Transcribe the listing that follows in full, omitting pictures.

begin Material for this exercise

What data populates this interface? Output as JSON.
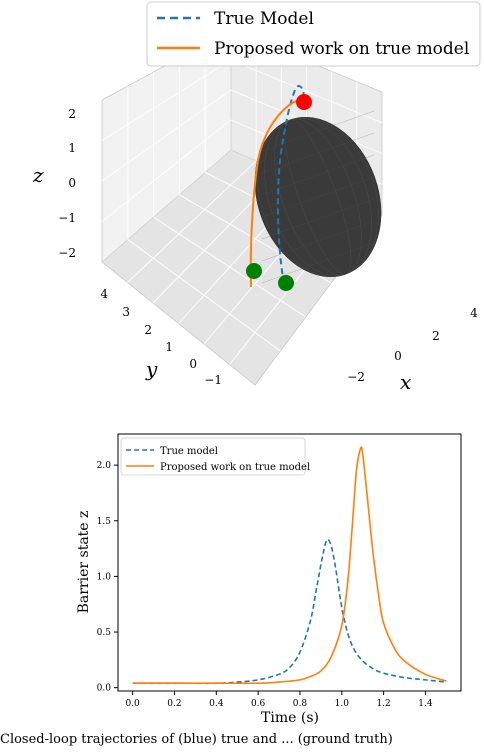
{
  "top_panel": {
    "legend": {
      "true_model": "True Model",
      "proposed": "Proposed work on true model"
    },
    "axis_labels": {
      "x": "x",
      "y": "y",
      "z": "z"
    },
    "z_ticks": [
      "2",
      "1",
      "0",
      "−1",
      "−2"
    ],
    "y_ticks": [
      "4",
      "3",
      "2",
      "1",
      "0",
      "−1"
    ],
    "x_ticks": [
      "−2",
      "0",
      "2",
      "4"
    ]
  },
  "caption": "Closed-loop trajectories of (blue) true and ... (ground truth)",
  "chart_data": [
    {
      "type": "line",
      "title": "",
      "xlabel": "x",
      "ylabel": "y",
      "zlabel": "z",
      "projection": "3d",
      "series": [
        {
          "name": "True Model",
          "style": "dashed",
          "color": "#1f77b4"
        },
        {
          "name": "Proposed work on true model",
          "style": "solid",
          "color": "#ff7f0e"
        }
      ],
      "markers": [
        {
          "kind": "goal",
          "color": "#ff0000"
        },
        {
          "kind": "start",
          "color": "#008000"
        },
        {
          "kind": "start",
          "color": "#008000"
        }
      ],
      "obstacle": {
        "shape": "ellipse",
        "color": "#333333"
      },
      "zlim": [
        -2,
        2
      ],
      "ylim": [
        -1,
        4
      ],
      "xlim": [
        -2,
        4
      ]
    },
    {
      "type": "line",
      "title": "",
      "xlabel": "Time (s)",
      "ylabel": "Barrier state z",
      "xlim": [
        -0.07,
        1.57
      ],
      "ylim": [
        -0.03,
        2.28
      ],
      "grid": false,
      "legend_position": "top-left",
      "x_ticks": [
        "0.0",
        "0.2",
        "0.4",
        "0.6",
        "0.8",
        "1.0",
        "1.2",
        "1.4"
      ],
      "y_ticks": [
        "0.0",
        "0.5",
        "1.0",
        "1.5",
        "2.0"
      ],
      "series": [
        {
          "name": "True model",
          "style": "dashed",
          "color": "#1f77b4",
          "x": [
            0.0,
            0.2,
            0.4,
            0.5,
            0.6,
            0.7,
            0.75,
            0.8,
            0.85,
            0.88,
            0.91,
            0.93,
            0.95,
            0.97,
            1.0,
            1.03,
            1.06,
            1.1,
            1.15,
            1.2,
            1.3,
            1.4,
            1.5
          ],
          "values": [
            0.04,
            0.04,
            0.04,
            0.05,
            0.07,
            0.12,
            0.18,
            0.32,
            0.6,
            0.9,
            1.2,
            1.33,
            1.27,
            1.08,
            0.72,
            0.48,
            0.34,
            0.24,
            0.17,
            0.13,
            0.09,
            0.07,
            0.05
          ]
        },
        {
          "name": "Proposed work on true model",
          "style": "solid",
          "color": "#ff7f0e",
          "x": [
            0.0,
            0.2,
            0.4,
            0.6,
            0.7,
            0.8,
            0.85,
            0.9,
            0.95,
            1.0,
            1.03,
            1.05,
            1.07,
            1.09,
            1.1,
            1.12,
            1.15,
            1.18,
            1.2,
            1.25,
            1.3,
            1.4,
            1.5
          ],
          "values": [
            0.04,
            0.04,
            0.04,
            0.04,
            0.05,
            0.07,
            0.1,
            0.15,
            0.28,
            0.56,
            0.98,
            1.45,
            1.95,
            2.15,
            2.1,
            1.75,
            1.2,
            0.78,
            0.58,
            0.36,
            0.24,
            0.12,
            0.06
          ]
        }
      ]
    }
  ]
}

end Material for this exercise

• _Result of this task_
What data populates this interface? Output as JSON.
{
  "top_panel": {
    "legend": {
      "true_model": "True Model",
      "proposed": "Proposed work on true model"
    },
    "axis_labels": {
      "x": "x",
      "y": "y",
      "z": "z"
    },
    "z_ticks": [
      "2",
      "1",
      "0",
      "−1",
      "−2"
    ],
    "y_ticks": [
      "4",
      "3",
      "2",
      "1",
      "0",
      "−1"
    ],
    "x_ticks": [
      "−2",
      "0",
      "2",
      "4"
    ]
  },
  "caption": "Closed-loop trajectories of (blue) true and ... (ground truth)",
  "chart_data": [
    {
      "type": "line",
      "title": "",
      "xlabel": "x",
      "ylabel": "y",
      "zlabel": "z",
      "projection": "3d",
      "series": [
        {
          "name": "True Model",
          "style": "dashed",
          "color": "#1f77b4"
        },
        {
          "name": "Proposed work on true model",
          "style": "solid",
          "color": "#ff7f0e"
        }
      ],
      "markers": [
        {
          "kind": "goal",
          "color": "#ff0000"
        },
        {
          "kind": "start",
          "color": "#008000"
        },
        {
          "kind": "start",
          "color": "#008000"
        }
      ],
      "obstacle": {
        "shape": "ellipse",
        "color": "#333333"
      },
      "zlim": [
        -2,
        2
      ],
      "ylim": [
        -1,
        4
      ],
      "xlim": [
        -2,
        4
      ]
    },
    {
      "type": "line",
      "title": "",
      "xlabel": "Time (s)",
      "ylabel": "Barrier state z",
      "xlim": [
        -0.07,
        1.57
      ],
      "ylim": [
        -0.03,
        2.28
      ],
      "grid": false,
      "legend_position": "top-left",
      "x_ticks": [
        "0.0",
        "0.2",
        "0.4",
        "0.6",
        "0.8",
        "1.0",
        "1.2",
        "1.4"
      ],
      "y_ticks": [
        "0.0",
        "0.5",
        "1.0",
        "1.5",
        "2.0"
      ],
      "series": [
        {
          "name": "True model",
          "style": "dashed",
          "color": "#1f77b4",
          "x": [
            0.0,
            0.2,
            0.4,
            0.5,
            0.6,
            0.7,
            0.75,
            0.8,
            0.85,
            0.88,
            0.91,
            0.93,
            0.95,
            0.97,
            1.0,
            1.03,
            1.06,
            1.1,
            1.15,
            1.2,
            1.3,
            1.4,
            1.5
          ],
          "values": [
            0.04,
            0.04,
            0.04,
            0.05,
            0.07,
            0.12,
            0.18,
            0.32,
            0.6,
            0.9,
            1.2,
            1.33,
            1.27,
            1.08,
            0.72,
            0.48,
            0.34,
            0.24,
            0.17,
            0.13,
            0.09,
            0.07,
            0.05
          ]
        },
        {
          "name": "Proposed work on true model",
          "style": "solid",
          "color": "#ff7f0e",
          "x": [
            0.0,
            0.2,
            0.4,
            0.6,
            0.7,
            0.8,
            0.85,
            0.9,
            0.95,
            1.0,
            1.03,
            1.05,
            1.07,
            1.09,
            1.1,
            1.12,
            1.15,
            1.18,
            1.2,
            1.25,
            1.3,
            1.4,
            1.5
          ],
          "values": [
            0.04,
            0.04,
            0.04,
            0.04,
            0.05,
            0.07,
            0.1,
            0.15,
            0.28,
            0.56,
            0.98,
            1.45,
            1.95,
            2.15,
            2.1,
            1.75,
            1.2,
            0.78,
            0.58,
            0.36,
            0.24,
            0.12,
            0.06
          ]
        }
      ]
    }
  ]
}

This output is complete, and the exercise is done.